[Prompt]: Print, exactly and completely, every entry in the data.
-------- Excerpted data
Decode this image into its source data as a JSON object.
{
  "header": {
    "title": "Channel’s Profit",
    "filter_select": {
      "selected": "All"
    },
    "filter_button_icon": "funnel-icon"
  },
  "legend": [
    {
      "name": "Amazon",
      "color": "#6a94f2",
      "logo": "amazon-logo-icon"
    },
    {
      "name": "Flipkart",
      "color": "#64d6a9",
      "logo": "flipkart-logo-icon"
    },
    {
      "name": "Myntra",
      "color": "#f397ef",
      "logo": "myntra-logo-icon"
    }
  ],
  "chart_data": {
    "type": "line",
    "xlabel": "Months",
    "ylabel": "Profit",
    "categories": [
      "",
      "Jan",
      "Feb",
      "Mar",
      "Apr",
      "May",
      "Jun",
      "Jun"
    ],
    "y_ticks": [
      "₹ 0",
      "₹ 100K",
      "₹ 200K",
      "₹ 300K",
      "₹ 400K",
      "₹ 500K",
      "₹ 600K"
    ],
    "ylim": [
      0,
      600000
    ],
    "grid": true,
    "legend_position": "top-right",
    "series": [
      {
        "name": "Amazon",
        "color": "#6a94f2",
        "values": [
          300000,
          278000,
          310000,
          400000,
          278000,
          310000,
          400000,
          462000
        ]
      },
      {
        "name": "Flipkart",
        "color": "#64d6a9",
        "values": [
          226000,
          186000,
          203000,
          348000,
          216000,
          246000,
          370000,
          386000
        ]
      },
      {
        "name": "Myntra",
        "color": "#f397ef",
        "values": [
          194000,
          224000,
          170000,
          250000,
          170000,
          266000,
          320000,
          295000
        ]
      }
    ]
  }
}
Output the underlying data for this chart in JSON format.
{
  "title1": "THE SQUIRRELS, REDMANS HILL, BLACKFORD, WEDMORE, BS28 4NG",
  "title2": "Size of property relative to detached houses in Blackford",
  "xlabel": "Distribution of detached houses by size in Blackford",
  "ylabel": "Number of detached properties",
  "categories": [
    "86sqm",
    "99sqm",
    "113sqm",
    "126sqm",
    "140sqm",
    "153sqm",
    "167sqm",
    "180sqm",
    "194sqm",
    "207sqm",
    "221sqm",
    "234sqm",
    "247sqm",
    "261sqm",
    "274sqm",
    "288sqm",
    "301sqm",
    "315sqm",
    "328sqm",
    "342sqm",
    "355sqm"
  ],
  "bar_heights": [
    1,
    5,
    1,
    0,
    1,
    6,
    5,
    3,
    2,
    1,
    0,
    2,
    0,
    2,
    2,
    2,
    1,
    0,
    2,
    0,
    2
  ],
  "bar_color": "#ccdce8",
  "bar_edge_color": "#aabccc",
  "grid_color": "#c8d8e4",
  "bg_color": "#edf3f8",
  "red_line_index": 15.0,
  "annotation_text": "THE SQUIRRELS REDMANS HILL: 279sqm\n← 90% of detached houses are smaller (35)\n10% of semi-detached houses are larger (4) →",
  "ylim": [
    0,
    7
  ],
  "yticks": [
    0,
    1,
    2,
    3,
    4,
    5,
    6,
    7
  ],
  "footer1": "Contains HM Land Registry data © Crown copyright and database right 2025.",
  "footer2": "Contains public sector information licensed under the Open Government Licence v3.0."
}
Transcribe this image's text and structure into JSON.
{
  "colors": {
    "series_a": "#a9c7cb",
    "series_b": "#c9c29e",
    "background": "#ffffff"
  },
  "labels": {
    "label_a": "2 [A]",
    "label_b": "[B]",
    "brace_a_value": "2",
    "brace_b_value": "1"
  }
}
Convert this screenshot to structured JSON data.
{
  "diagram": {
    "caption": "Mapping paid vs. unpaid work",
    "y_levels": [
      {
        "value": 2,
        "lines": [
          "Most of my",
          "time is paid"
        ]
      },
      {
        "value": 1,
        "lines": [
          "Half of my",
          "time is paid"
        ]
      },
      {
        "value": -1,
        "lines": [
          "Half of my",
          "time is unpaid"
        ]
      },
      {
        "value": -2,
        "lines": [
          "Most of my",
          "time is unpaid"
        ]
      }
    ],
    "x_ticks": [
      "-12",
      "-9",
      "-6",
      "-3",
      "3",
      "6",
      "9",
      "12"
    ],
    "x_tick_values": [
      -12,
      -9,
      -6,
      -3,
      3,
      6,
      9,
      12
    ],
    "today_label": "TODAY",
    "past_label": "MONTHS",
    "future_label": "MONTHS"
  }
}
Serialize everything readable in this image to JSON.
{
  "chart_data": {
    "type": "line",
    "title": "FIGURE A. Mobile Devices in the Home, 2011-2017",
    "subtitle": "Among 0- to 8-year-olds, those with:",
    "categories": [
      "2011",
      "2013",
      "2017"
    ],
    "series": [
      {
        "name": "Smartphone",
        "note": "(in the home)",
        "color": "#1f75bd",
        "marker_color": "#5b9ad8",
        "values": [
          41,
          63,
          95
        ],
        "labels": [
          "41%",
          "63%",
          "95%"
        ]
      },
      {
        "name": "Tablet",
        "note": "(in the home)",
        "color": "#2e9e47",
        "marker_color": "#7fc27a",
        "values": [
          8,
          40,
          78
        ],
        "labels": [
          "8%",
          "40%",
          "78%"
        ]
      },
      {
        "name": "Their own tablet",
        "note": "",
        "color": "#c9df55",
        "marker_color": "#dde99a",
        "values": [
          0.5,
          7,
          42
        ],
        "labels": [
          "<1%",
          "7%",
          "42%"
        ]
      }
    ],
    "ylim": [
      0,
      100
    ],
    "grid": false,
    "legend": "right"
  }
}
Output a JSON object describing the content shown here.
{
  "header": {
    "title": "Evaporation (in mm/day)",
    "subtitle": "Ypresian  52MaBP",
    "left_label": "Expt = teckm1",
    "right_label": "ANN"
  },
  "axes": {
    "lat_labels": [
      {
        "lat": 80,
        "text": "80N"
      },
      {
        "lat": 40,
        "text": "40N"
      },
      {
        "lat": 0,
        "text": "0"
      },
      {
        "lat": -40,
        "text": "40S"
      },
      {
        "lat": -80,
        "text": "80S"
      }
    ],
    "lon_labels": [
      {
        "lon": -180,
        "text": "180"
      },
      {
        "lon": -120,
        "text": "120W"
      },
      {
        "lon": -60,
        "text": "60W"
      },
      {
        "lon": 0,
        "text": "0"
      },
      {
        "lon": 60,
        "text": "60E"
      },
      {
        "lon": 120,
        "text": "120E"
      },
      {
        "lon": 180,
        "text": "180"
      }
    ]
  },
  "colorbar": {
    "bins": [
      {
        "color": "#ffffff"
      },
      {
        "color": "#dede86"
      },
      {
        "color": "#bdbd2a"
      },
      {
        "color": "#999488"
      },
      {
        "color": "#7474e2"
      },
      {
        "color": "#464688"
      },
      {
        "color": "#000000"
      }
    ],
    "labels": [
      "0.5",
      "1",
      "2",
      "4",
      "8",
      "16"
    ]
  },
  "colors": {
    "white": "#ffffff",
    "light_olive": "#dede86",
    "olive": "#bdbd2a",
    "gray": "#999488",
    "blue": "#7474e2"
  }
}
----------------
[Reply]:
Decode this image into its source data as a JSON object.
{
  "header": {
    "title": "Channel’s Profit",
    "filter_select": {
      "selected": "All"
    },
    "filter_button_icon": "funnel-icon"
  },
  "legend": [
    {
      "name": "Amazon",
      "color": "#6a94f2",
      "logo": "amazon-logo-icon"
    },
    {
      "name": "Flipkart",
      "color": "#64d6a9",
      "logo": "flipkart-logo-icon"
    },
    {
      "name": "Myntra",
      "color": "#f397ef",
      "logo": "myntra-logo-icon"
    }
  ],
  "chart_data": {
    "type": "line",
    "xlabel": "Months",
    "ylabel": "Profit",
    "categories": [
      "",
      "Jan",
      "Feb",
      "Mar",
      "Apr",
      "May",
      "Jun",
      "Jun"
    ],
    "y_ticks": [
      "₹ 0",
      "₹ 100K",
      "₹ 200K",
      "₹ 300K",
      "₹ 400K",
      "₹ 500K",
      "₹ 600K"
    ],
    "ylim": [
      0,
      600000
    ],
    "grid": true,
    "legend_position": "top-right",
    "series": [
      {
        "name": "Amazon",
        "color": "#6a94f2",
        "values": [
          300000,
          278000,
          310000,
          400000,
          278000,
          310000,
          400000,
          462000
        ]
      },
      {
        "name": "Flipkart",
        "color": "#64d6a9",
        "values": [
          226000,
          186000,
          203000,
          348000,
          216000,
          246000,
          370000,
          386000
        ]
      },
      {
        "name": "Myntra",
        "color": "#f397ef",
        "values": [
          194000,
          224000,
          170000,
          250000,
          170000,
          266000,
          320000,
          295000
        ]
      }
    ]
  }
}
Output the underlying data for this chart in JSON format.
{
  "title1": "THE SQUIRRELS, REDMANS HILL, BLACKFORD, WEDMORE, BS28 4NG",
  "title2": "Size of property relative to detached houses in Blackford",
  "xlabel": "Distribution of detached houses by size in Blackford",
  "ylabel": "Number of detached properties",
  "categories": [
    "86sqm",
    "99sqm",
    "113sqm",
    "126sqm",
    "140sqm",
    "153sqm",
    "167sqm",
    "180sqm",
    "194sqm",
    "207sqm",
    "221sqm",
    "234sqm",
    "247sqm",
    "261sqm",
    "274sqm",
    "288sqm",
    "301sqm",
    "315sqm",
    "328sqm",
    "342sqm",
    "355sqm"
  ],
  "bar_heights": [
    1,
    5,
    1,
    0,
    1,
    6,
    5,
    3,
    2,
    1,
    0,
    2,
    0,
    2,
    2,
    2,
    1,
    0,
    2,
    0,
    2
  ],
  "bar_color": "#ccdce8",
  "bar_edge_color": "#aabccc",
  "grid_color": "#c8d8e4",
  "bg_color": "#edf3f8",
  "red_line_index": 15.0,
  "annotation_text": "THE SQUIRRELS REDMANS HILL: 279sqm\n← 90% of detached houses are smaller (35)\n10% of semi-detached houses are larger (4) →",
  "ylim": [
    0,
    7
  ],
  "yticks": [
    0,
    1,
    2,
    3,
    4,
    5,
    6,
    7
  ],
  "footer1": "Contains HM Land Registry data © Crown copyright and database right 2025.",
  "footer2": "Contains public sector information licensed under the Open Government Licence v3.0."
}
Transcribe this image's text and structure into JSON.
{
  "colors": {
    "series_a": "#a9c7cb",
    "series_b": "#c9c29e",
    "background": "#ffffff"
  },
  "labels": {
    "label_a": "2 [A]",
    "label_b": "[B]",
    "brace_a_value": "2",
    "brace_b_value": "1"
  }
}
Convert this screenshot to structured JSON data.
{
  "diagram": {
    "caption": "Mapping paid vs. unpaid work",
    "y_levels": [
      {
        "value": 2,
        "lines": [
          "Most of my",
          "time is paid"
        ]
      },
      {
        "value": 1,
        "lines": [
          "Half of my",
          "time is paid"
        ]
      },
      {
        "value": -1,
        "lines": [
          "Half of my",
          "time is unpaid"
        ]
      },
      {
        "value": -2,
        "lines": [
          "Most of my",
          "time is unpaid"
        ]
      }
    ],
    "x_ticks": [
      "-12",
      "-9",
      "-6",
      "-3",
      "3",
      "6",
      "9",
      "12"
    ],
    "x_tick_values": [
      -12,
      -9,
      -6,
      -3,
      3,
      6,
      9,
      12
    ],
    "today_label": "TODAY",
    "past_label": "MONTHS",
    "future_label": "MONTHS"
  }
}
Serialize everything readable in this image to JSON.
{
  "chart_data": {
    "type": "line",
    "title": "FIGURE A. Mobile Devices in the Home, 2011-2017",
    "subtitle": "Among 0- to 8-year-olds, those with:",
    "categories": [
      "2011",
      "2013",
      "2017"
    ],
    "series": [
      {
        "name": "Smartphone",
        "note": "(in the home)",
        "color": "#1f75bd",
        "marker_color": "#5b9ad8",
        "values": [
          41,
          63,
          95
        ],
        "labels": [
          "41%",
          "63%",
          "95%"
        ]
      },
      {
        "name": "Tablet",
        "note": "(in the home)",
        "color": "#2e9e47",
        "marker_color": "#7fc27a",
        "values": [
          8,
          40,
          78
        ],
        "labels": [
          "8%",
          "40%",
          "78%"
        ]
      },
      {
        "name": "Their own tablet",
        "note": "",
        "color": "#c9df55",
        "marker_color": "#dde99a",
        "values": [
          0.5,
          7,
          42
        ],
        "labels": [
          "<1%",
          "7%",
          "42%"
        ]
      }
    ],
    "ylim": [
      0,
      100
    ],
    "grid": false,
    "legend": "right"
  }
}
Output a JSON object describing the content shown here.
{
  "header": {
    "title": "Evaporation (in mm/day)",
    "subtitle": "Ypresian  52MaBP",
    "left_label": "Expt = teckm1",
    "right_label": "ANN"
  },
  "axes": {
    "lat_labels": [
      {
        "lat": 80,
        "text": "80N"
      },
      {
        "lat": 40,
        "text": "40N"
      },
      {
        "lat": 0,
        "text": "0"
      },
      {
        "lat": -40,
        "text": "40S"
      },
      {
        "lat": -80,
        "text": "80S"
      }
    ],
    "lon_labels": [
      {
        "lon": -180,
        "text": "180"
      },
      {
        "lon": -120,
        "text": "120W"
      },
      {
        "lon": -60,
        "text": "60W"
      },
      {
        "lon": 0,
        "text": "0"
      },
      {
        "lon": 60,
        "text": "60E"
      },
      {
        "lon": 120,
        "text": "120E"
      },
      {
        "lon": 180,
        "text": "180"
      }
    ]
  },
  "colorbar": {
    "bins": [
      {
        "color": "#ffffff"
      },
      {
        "color": "#dede86"
      },
      {
        "color": "#bdbd2a"
      },
      {
        "color": "#999488"
      },
      {
        "color": "#7474e2"
      },
      {
        "color": "#464688"
      },
      {
        "color": "#000000"
      }
    ],
    "labels": [
      "0.5",
      "1",
      "2",
      "4",
      "8",
      "16"
    ]
  },
  "colors": {
    "white": "#ffffff",
    "light_olive": "#dede86",
    "olive": "#bdbd2a",
    "gray": "#999488",
    "blue": "#7474e2"
  }
}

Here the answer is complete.